◆ Problem description: Give the entries again, word for word.

◆ Raw records:

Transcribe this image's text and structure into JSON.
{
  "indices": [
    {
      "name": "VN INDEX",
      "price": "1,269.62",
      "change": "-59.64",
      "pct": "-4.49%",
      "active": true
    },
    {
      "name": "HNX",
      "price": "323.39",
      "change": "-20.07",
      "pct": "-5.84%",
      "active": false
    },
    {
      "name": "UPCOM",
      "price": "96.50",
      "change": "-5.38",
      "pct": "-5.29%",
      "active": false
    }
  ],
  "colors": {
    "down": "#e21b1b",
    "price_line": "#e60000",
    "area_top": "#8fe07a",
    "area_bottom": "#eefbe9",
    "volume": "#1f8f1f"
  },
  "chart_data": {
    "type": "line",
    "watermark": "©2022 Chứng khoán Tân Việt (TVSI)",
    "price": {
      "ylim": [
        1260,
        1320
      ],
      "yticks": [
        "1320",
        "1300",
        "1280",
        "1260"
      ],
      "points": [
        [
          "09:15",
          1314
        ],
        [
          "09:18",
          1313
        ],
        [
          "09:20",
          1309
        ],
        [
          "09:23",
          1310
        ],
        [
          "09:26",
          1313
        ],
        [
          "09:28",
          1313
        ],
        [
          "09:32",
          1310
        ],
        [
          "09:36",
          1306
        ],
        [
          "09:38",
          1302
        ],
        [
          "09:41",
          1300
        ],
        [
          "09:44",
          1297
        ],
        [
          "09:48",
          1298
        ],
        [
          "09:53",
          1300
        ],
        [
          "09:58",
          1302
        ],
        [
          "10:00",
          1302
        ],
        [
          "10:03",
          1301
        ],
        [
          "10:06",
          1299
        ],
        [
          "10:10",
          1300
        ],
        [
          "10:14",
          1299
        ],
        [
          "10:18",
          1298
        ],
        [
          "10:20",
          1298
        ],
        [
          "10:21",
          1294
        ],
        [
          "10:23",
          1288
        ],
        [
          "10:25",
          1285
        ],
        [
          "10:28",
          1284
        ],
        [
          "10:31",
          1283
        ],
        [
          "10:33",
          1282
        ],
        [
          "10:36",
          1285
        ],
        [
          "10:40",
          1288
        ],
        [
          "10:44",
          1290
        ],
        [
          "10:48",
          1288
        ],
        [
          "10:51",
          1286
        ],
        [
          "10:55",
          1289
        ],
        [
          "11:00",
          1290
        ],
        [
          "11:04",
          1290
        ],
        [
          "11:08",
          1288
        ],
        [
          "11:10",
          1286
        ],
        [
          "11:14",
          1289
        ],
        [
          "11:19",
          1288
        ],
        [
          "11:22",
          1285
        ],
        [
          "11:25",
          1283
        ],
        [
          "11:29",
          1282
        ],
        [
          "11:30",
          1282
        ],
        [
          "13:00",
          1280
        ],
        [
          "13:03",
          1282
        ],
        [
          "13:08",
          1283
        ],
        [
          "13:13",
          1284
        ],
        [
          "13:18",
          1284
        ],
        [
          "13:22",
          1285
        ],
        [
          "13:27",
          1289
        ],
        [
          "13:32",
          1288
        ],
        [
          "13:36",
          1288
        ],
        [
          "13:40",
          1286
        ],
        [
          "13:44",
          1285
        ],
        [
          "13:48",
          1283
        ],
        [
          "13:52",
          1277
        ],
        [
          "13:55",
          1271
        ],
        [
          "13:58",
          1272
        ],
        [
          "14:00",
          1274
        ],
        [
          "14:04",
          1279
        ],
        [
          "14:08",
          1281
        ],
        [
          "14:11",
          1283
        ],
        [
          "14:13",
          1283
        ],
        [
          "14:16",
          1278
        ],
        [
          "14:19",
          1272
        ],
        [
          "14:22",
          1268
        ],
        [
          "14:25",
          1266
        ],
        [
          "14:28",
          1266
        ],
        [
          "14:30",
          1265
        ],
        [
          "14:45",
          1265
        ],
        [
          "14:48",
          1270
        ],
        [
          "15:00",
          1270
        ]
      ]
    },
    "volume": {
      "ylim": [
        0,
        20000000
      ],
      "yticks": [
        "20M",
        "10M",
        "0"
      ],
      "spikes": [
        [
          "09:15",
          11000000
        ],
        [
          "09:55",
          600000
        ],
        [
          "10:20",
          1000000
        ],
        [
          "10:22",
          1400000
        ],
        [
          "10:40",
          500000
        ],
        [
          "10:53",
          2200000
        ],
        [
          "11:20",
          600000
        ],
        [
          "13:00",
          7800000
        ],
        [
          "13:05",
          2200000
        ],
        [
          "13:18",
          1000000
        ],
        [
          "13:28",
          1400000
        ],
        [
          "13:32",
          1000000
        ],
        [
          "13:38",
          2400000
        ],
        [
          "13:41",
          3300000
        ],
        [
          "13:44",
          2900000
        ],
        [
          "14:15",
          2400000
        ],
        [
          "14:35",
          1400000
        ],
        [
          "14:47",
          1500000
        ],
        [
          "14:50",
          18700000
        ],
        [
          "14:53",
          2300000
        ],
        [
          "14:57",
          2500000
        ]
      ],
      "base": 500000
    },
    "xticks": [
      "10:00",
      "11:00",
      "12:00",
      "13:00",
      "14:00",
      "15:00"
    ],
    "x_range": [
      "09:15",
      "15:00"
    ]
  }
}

◆ Solution:
Transcribe this image's text and structure into JSON.
{
  "indices": [
    {
      "name": "VN INDEX",
      "price": "1,269.62",
      "change": "-59.64",
      "pct": "-4.49%",
      "active": true
    },
    {
      "name": "HNX",
      "price": "323.39",
      "change": "-20.07",
      "pct": "-5.84%",
      "active": false
    },
    {
      "name": "UPCOM",
      "price": "96.50",
      "change": "-5.38",
      "pct": "-5.29%",
      "active": false
    }
  ],
  "colors": {
    "down": "#e21b1b",
    "price_line": "#e60000",
    "area_top": "#8fe07a",
    "area_bottom": "#eefbe9",
    "volume": "#1f8f1f"
  },
  "chart_data": {
    "type": "line",
    "watermark": "©2022 Chứng khoán Tân Việt (TVSI)",
    "price": {
      "ylim": [
        1260,
        1320
      ],
      "yticks": [
        "1320",
        "1300",
        "1280",
        "1260"
      ],
      "points": [
        [
          "09:15",
          1314
        ],
        [
          "09:18",
          1313
        ],
        [
          "09:20",
          1309
        ],
        [
          "09:23",
          1310
        ],
        [
          "09:26",
          1313
        ],
        [
          "09:28",
          1313
        ],
        [
          "09:32",
          1310
        ],
        [
          "09:36",
          1306
        ],
        [
          "09:38",
          1302
        ],
        [
          "09:41",
          1300
        ],
        [
          "09:44",
          1297
        ],
        [
          "09:48",
          1298
        ],
        [
          "09:53",
          1300
        ],
        [
          "09:58",
          1302
        ],
        [
          "10:00",
          1302
        ],
        [
          "10:03",
          1301
        ],
        [
          "10:06",
          1299
        ],
        [
          "10:10",
          1300
        ],
        [
          "10:14",
          1299
        ],
        [
          "10:18",
          1298
        ],
        [
          "10:20",
          1298
        ],
        [
          "10:21",
          1294
        ],
        [
          "10:23",
          1288
        ],
        [
          "10:25",
          1285
        ],
        [
          "10:28",
          1284
        ],
        [
          "10:31",
          1283
        ],
        [
          "10:33",
          1282
        ],
        [
          "10:36",
          1285
        ],
        [
          "10:40",
          1288
        ],
        [
          "10:44",
          1290
        ],
        [
          "10:48",
          1288
        ],
        [
          "10:51",
          1286
        ],
        [
          "10:55",
          1289
        ],
        [
          "11:00",
          1290
        ],
        [
          "11:04",
          1290
        ],
        [
          "11:08",
          1288
        ],
        [
          "11:10",
          1286
        ],
        [
          "11:14",
          1289
        ],
        [
          "11:19",
          1288
        ],
        [
          "11:22",
          1285
        ],
        [
          "11:25",
          1283
        ],
        [
          "11:29",
          1282
        ],
        [
          "11:30",
          1282
        ],
        [
          "13:00",
          1280
        ],
        [
          "13:03",
          1282
        ],
        [
          "13:08",
          1283
        ],
        [
          "13:13",
          1284
        ],
        [
          "13:18",
          1284
        ],
        [
          "13:22",
          1285
        ],
        [
          "13:27",
          1289
        ],
        [
          "13:32",
          1288
        ],
        [
          "13:36",
          1288
        ],
        [
          "13:40",
          1286
        ],
        [
          "13:44",
          1285
        ],
        [
          "13:48",
          1283
        ],
        [
          "13:52",
          1277
        ],
        [
          "13:55",
          1271
        ],
        [
          "13:58",
          1272
        ],
        [
          "14:00",
          1274
        ],
        [
          "14:04",
          1279
        ],
        [
          "14:08",
          1281
        ],
        [
          "14:11",
          1283
        ],
        [
          "14:13",
          1283
        ],
        [
          "14:16",
          1278
        ],
        [
          "14:19",
          1272
        ],
        [
          "14:22",
          1268
        ],
        [
          "14:25",
          1266
        ],
        [
          "14:28",
          1266
        ],
        [
          "14:30",
          1265
        ],
        [
          "14:45",
          1265
        ],
        [
          "14:48",
          1270
        ],
        [
          "15:00",
          1270
        ]
      ]
    },
    "volume": {
      "ylim": [
        0,
        20000000
      ],
      "yticks": [
        "20M",
        "10M",
        "0"
      ],
      "spikes": [
        [
          "09:15",
          11000000
        ],
        [
          "09:55",
          600000
        ],
        [
          "10:20",
          1000000
        ],
        [
          "10:22",
          1400000
        ],
        [
          "10:40",
          500000
        ],
        [
          "10:53",
          2200000
        ],
        [
          "11:20",
          600000
        ],
        [
          "13:00",
          7800000
        ],
        [
          "13:05",
          2200000
        ],
        [
          "13:18",
          1000000
        ],
        [
          "13:28",
          1400000
        ],
        [
          "13:32",
          1000000
        ],
        [
          "13:38",
          2400000
        ],
        [
          "13:41",
          3300000
        ],
        [
          "13:44",
          2900000
        ],
        [
          "14:15",
          2400000
        ],
        [
          "14:35",
          1400000
        ],
        [
          "14:47",
          1500000
        ],
        [
          "14:50",
          18700000
        ],
        [
          "14:53",
          2300000
        ],
        [
          "14:57",
          2500000
        ]
      ],
      "base": 500000
    },
    "xticks": [
      "10:00",
      "11:00",
      "12:00",
      "13:00",
      "14:00",
      "15:00"
    ],
    "x_range": [
      "09:15",
      "15:00"
    ]
  }
}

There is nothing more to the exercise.